Given entries >>

▶

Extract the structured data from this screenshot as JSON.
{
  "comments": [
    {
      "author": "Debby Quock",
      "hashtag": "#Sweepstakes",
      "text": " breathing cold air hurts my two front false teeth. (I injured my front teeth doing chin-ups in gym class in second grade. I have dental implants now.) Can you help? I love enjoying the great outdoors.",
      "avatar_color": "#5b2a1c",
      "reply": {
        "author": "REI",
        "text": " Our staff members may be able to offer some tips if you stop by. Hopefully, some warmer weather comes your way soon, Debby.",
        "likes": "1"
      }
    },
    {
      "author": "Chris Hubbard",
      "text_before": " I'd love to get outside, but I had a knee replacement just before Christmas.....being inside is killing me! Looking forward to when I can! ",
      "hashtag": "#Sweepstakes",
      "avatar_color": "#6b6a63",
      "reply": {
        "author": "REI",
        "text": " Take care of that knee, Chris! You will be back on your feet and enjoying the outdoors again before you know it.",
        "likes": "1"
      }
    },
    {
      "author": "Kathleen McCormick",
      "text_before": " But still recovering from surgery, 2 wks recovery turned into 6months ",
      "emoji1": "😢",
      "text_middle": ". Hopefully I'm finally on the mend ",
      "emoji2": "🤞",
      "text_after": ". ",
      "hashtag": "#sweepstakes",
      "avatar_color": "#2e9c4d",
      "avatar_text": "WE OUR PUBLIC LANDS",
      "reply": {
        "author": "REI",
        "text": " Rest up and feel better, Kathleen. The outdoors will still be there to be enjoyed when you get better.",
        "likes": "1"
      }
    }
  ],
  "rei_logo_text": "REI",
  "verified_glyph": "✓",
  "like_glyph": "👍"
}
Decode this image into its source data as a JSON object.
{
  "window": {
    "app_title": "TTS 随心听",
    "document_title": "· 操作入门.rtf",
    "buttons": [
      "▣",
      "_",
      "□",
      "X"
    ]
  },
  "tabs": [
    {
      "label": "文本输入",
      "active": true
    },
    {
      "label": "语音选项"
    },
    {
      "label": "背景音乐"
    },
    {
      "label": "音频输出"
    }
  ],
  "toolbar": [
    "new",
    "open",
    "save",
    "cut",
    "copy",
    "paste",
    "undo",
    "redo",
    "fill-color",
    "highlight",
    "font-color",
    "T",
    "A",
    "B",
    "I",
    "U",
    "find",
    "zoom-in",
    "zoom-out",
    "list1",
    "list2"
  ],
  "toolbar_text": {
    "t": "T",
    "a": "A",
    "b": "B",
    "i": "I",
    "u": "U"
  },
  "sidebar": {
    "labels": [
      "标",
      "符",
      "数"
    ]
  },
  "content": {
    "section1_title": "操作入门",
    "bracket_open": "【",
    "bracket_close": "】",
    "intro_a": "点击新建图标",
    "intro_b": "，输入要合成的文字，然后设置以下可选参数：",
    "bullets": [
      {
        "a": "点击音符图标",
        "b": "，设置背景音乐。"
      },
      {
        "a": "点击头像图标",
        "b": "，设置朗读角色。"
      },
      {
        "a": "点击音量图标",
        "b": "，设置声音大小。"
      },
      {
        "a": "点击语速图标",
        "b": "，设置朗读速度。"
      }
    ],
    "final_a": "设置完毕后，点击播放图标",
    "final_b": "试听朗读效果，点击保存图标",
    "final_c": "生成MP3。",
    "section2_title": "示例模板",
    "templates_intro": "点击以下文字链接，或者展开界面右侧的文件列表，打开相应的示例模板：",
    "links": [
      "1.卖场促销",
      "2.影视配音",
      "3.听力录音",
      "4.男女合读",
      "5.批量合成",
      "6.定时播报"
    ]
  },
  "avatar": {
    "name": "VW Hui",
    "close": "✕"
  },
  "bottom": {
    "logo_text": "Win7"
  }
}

◀

Short exercise >> Restate every line of the data word for word.

Output below >>
Extract the structured data from this screenshot as JSON.
{
  "comments": [
    {
      "author": "Debby Quock",
      "hashtag": "#Sweepstakes",
      "text": " breathing cold air hurts my two front false teeth. (I injured my front teeth doing chin-ups in gym class in second grade. I have dental implants now.) Can you help? I love enjoying the great outdoors.",
      "avatar_color": "#5b2a1c",
      "reply": {
        "author": "REI",
        "text": " Our staff members may be able to offer some tips if you stop by. Hopefully, some warmer weather comes your way soon, Debby.",
        "likes": "1"
      }
    },
    {
      "author": "Chris Hubbard",
      "text_before": " I'd love to get outside, but I had a knee replacement just before Christmas.....being inside is killing me! Looking forward to when I can! ",
      "hashtag": "#Sweepstakes",
      "avatar_color": "#6b6a63",
      "reply": {
        "author": "REI",
        "text": " Take care of that knee, Chris! You will be back on your feet and enjoying the outdoors again before you know it.",
        "likes": "1"
      }
    },
    {
      "author": "Kathleen McCormick",
      "text_before": " But still recovering from surgery, 2 wks recovery turned into 6months ",
      "emoji1": "😢",
      "text_middle": ". Hopefully I'm finally on the mend ",
      "emoji2": "🤞",
      "text_after": ". ",
      "hashtag": "#sweepstakes",
      "avatar_color": "#2e9c4d",
      "avatar_text": "WE OUR PUBLIC LANDS",
      "reply": {
        "author": "REI",
        "text": " Rest up and feel better, Kathleen. The outdoors will still be there to be enjoyed when you get better.",
        "likes": "1"
      }
    }
  ],
  "rei_logo_text": "REI",
  "verified_glyph": "✓",
  "like_glyph": "👍"
}
Decode this image into its source data as a JSON object.
{
  "window": {
    "app_title": "TTS 随心听",
    "document_title": "· 操作入门.rtf",
    "buttons": [
      "▣",
      "_",
      "□",
      "X"
    ]
  },
  "tabs": [
    {
      "label": "文本输入",
      "active": true
    },
    {
      "label": "语音选项"
    },
    {
      "label": "背景音乐"
    },
    {
      "label": "音频输出"
    }
  ],
  "toolbar": [
    "new",
    "open",
    "save",
    "cut",
    "copy",
    "paste",
    "undo",
    "redo",
    "fill-color",
    "highlight",
    "font-color",
    "T",
    "A",
    "B",
    "I",
    "U",
    "find",
    "zoom-in",
    "zoom-out",
    "list1",
    "list2"
  ],
  "toolbar_text": {
    "t": "T",
    "a": "A",
    "b": "B",
    "i": "I",
    "u": "U"
  },
  "sidebar": {
    "labels": [
      "标",
      "符",
      "数"
    ]
  },
  "content": {
    "section1_title": "操作入门",
    "bracket_open": "【",
    "bracket_close": "】",
    "intro_a": "点击新建图标",
    "intro_b": "，输入要合成的文字，然后设置以下可选参数：",
    "bullets": [
      {
        "a": "点击音符图标",
        "b": "，设置背景音乐。"
      },
      {
        "a": "点击头像图标",
        "b": "，设置朗读角色。"
      },
      {
        "a": "点击音量图标",
        "b": "，设置声音大小。"
      },
      {
        "a": "点击语速图标",
        "b": "，设置朗读速度。"
      }
    ],
    "final_a": "设置完毕后，点击播放图标",
    "final_b": "试听朗读效果，点击保存图标",
    "final_c": "生成MP3。",
    "section2_title": "示例模板",
    "templates_intro": "点击以下文字链接，或者展开界面右侧的文件列表，打开相应的示例模板：",
    "links": [
      "1.卖场促销",
      "2.影视配音",
      "3.听力录音",
      "4.男女合读",
      "5.批量合成",
      "6.定时播报"
    ]
  },
  "avatar": {
    "name": "VW Hui",
    "close": "✕"
  },
  "bottom": {
    "logo_text": "Win7"
  }
}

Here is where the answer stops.